Pull out every line below containing the word "microns".

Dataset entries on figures
════════════════════
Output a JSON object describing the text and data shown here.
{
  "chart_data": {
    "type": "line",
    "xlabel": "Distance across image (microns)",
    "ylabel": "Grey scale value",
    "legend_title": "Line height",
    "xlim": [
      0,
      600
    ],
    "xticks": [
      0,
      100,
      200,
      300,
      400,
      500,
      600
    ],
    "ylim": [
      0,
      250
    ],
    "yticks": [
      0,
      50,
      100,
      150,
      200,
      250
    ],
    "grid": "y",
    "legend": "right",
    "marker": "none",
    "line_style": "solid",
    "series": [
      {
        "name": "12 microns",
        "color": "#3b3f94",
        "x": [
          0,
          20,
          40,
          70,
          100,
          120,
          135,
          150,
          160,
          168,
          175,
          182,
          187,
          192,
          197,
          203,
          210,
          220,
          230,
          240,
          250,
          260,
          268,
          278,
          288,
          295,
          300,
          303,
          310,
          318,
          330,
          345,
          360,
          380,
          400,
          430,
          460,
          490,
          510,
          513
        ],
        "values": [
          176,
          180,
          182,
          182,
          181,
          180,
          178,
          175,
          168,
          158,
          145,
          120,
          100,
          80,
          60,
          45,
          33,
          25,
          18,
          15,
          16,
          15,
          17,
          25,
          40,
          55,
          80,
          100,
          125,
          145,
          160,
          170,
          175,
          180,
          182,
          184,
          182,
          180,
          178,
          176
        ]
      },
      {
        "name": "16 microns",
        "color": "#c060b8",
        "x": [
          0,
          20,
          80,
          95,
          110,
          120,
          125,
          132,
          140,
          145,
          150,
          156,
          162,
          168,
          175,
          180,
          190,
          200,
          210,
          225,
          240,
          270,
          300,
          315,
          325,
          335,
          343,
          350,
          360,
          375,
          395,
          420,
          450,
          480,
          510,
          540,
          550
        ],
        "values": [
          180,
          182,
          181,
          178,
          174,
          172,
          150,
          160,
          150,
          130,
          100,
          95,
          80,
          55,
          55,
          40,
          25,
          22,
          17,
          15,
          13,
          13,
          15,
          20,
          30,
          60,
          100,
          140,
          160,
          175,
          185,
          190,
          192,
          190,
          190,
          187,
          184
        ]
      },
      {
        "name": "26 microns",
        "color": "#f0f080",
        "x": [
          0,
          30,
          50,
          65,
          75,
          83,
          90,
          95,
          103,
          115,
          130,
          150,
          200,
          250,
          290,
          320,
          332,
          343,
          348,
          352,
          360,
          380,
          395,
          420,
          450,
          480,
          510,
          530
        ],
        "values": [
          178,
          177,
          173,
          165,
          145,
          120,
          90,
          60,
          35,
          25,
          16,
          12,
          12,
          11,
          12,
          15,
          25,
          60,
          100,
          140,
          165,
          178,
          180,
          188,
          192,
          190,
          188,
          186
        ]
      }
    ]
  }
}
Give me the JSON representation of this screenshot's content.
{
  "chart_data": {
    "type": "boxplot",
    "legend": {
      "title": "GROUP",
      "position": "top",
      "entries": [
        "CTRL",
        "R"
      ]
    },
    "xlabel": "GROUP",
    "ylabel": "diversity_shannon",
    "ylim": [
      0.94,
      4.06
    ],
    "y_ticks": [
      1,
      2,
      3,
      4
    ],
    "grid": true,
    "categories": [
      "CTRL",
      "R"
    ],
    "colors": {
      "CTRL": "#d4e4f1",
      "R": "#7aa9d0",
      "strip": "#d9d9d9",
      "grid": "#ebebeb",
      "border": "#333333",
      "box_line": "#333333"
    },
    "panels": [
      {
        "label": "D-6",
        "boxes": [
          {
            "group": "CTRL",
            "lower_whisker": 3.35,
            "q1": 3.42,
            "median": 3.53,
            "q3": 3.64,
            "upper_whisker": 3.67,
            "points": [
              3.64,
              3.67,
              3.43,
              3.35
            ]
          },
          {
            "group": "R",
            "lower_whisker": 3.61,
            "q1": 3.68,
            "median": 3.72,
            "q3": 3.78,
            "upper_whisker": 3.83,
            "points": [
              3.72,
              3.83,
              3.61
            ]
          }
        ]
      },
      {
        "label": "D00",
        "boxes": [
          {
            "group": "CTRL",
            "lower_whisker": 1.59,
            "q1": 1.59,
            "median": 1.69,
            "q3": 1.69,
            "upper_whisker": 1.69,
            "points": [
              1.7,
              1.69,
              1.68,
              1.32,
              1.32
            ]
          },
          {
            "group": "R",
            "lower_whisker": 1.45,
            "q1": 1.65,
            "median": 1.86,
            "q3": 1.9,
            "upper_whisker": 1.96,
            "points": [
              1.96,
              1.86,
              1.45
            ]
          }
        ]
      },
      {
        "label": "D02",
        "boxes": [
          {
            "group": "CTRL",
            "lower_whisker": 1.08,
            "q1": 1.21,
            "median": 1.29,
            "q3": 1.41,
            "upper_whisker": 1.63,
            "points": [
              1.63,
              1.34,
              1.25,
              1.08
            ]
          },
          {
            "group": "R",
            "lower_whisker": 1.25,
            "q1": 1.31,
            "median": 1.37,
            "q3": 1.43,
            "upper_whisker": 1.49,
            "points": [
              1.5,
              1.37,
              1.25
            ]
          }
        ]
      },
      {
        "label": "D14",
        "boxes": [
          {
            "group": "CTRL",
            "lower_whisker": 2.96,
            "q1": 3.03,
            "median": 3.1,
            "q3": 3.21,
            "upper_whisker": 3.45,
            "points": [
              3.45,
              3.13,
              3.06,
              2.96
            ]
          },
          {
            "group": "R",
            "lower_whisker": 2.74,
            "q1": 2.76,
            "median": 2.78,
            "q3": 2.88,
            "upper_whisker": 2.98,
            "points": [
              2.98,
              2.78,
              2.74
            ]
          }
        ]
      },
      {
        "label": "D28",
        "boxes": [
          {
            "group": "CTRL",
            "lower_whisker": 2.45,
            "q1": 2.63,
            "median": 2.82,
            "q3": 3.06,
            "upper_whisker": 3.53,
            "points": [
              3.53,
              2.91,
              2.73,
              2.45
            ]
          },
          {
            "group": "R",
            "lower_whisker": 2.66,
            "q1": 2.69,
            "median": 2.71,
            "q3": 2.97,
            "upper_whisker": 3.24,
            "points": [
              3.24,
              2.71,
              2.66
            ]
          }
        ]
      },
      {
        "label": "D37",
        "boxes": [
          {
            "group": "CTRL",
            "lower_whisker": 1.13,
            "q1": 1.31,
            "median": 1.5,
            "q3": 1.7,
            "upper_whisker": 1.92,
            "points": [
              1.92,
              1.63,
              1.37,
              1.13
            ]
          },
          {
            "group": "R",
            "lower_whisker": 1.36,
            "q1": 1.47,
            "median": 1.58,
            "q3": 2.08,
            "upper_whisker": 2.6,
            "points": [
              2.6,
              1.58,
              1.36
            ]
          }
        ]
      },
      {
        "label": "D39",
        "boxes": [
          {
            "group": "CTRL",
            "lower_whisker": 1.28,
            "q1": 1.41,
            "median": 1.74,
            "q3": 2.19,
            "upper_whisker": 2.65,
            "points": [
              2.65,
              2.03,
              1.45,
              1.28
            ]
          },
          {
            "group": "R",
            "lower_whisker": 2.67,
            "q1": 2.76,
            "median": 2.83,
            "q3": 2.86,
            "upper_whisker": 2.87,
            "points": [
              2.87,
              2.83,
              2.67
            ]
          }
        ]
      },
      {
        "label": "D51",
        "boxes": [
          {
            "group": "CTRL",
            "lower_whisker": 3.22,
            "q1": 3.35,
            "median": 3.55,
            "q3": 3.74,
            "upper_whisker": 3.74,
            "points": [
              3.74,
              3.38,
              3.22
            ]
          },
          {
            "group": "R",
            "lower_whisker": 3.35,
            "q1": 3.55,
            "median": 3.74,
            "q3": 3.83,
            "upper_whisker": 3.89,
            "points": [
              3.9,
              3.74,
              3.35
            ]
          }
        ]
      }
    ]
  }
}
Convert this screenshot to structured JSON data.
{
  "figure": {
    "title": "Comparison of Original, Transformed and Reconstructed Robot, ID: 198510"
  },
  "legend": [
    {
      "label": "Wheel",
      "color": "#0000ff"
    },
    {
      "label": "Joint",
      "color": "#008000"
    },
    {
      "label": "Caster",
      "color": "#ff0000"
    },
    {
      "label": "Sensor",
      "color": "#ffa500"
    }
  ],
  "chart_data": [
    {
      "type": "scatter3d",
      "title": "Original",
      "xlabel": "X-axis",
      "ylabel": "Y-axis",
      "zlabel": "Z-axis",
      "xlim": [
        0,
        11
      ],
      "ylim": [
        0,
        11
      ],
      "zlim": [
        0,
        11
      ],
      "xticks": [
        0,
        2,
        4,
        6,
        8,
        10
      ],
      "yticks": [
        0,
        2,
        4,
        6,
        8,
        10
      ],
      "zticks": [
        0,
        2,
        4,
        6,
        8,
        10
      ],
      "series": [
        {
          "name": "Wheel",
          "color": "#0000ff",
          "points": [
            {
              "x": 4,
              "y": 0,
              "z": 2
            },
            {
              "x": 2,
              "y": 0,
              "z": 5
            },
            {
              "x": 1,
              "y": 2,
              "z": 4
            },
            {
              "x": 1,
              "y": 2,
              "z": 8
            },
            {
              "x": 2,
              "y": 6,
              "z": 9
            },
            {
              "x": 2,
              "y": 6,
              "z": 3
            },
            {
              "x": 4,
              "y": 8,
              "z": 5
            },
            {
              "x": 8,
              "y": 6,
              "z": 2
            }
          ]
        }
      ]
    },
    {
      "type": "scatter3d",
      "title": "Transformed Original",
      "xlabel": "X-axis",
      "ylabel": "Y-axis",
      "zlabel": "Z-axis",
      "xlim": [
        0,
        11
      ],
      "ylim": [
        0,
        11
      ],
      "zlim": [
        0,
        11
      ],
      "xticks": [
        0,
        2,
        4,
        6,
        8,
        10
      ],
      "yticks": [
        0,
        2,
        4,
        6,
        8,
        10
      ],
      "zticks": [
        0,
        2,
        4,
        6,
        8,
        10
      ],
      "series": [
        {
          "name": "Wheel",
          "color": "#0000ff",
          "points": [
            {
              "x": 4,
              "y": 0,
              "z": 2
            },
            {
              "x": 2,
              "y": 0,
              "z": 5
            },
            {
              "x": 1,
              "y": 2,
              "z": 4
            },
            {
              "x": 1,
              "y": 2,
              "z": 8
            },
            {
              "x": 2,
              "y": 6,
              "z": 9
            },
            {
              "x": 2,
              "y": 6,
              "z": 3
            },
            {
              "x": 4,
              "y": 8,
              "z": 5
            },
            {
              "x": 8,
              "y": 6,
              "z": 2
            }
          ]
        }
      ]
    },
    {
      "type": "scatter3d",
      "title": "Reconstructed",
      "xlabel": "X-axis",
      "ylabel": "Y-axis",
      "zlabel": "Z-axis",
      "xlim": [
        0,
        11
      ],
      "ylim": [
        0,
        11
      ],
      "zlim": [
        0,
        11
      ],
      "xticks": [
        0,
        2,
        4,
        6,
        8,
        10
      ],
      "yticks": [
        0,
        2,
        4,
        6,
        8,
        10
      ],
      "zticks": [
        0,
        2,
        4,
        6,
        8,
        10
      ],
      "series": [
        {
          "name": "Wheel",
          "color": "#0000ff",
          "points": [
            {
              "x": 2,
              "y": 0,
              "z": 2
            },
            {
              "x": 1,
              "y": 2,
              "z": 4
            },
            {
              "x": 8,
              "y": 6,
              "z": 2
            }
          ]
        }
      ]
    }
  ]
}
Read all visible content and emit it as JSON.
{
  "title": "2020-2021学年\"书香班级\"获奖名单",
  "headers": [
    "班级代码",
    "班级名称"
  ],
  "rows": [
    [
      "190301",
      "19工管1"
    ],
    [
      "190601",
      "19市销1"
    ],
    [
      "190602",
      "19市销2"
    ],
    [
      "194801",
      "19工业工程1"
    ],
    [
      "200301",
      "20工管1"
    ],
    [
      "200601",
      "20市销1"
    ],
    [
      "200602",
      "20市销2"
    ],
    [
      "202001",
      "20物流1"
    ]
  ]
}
════════════════════
**EXERCISE RESULT**
    "xlabel": "Distance across image (microns)",
        "name": "12 microns",
        "name": "16 microns",
        "name": "26 microns",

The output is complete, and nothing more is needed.